* Given task *
Find every line of the listing below where "sincronizzate" appears, and copy it.

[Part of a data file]
--- begin ---

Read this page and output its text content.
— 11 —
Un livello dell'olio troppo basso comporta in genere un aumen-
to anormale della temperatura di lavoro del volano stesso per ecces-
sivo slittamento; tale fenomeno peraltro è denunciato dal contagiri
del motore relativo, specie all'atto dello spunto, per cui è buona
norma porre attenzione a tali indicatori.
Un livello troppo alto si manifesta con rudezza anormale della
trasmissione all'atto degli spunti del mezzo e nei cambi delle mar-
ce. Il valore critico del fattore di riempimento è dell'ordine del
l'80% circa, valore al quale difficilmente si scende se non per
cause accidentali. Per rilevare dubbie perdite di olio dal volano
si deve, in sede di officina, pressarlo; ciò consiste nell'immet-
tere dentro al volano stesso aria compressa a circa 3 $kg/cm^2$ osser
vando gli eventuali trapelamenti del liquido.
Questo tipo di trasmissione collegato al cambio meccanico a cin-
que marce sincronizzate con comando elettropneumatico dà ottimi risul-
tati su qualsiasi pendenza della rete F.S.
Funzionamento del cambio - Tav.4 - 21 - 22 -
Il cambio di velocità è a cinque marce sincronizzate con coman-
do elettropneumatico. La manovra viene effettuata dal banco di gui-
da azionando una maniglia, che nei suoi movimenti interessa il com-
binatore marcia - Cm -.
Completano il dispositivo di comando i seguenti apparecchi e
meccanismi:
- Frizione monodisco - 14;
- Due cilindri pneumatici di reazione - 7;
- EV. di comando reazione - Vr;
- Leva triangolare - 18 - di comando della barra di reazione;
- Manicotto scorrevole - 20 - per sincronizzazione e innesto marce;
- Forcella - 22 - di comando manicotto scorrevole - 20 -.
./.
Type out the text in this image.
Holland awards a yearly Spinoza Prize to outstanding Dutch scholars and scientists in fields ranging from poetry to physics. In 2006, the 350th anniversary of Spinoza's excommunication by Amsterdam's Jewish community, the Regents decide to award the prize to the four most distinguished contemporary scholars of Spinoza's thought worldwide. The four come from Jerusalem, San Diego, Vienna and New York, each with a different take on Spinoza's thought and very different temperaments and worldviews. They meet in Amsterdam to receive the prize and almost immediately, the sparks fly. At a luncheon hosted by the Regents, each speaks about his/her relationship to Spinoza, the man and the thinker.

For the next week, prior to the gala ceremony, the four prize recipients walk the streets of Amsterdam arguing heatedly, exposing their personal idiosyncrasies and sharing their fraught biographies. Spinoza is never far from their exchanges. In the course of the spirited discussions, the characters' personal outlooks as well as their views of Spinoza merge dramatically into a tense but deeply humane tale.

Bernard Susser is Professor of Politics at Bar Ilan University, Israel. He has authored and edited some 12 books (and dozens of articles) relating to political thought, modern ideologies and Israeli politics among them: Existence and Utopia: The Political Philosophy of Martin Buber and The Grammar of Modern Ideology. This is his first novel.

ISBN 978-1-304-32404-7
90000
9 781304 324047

--- end ---

* Answer to the task *
que marce sincronizzate con comando elettropneumatico dà ottimi risul-
Il cambio di velocità è a cinque marce sincronizzate con coman-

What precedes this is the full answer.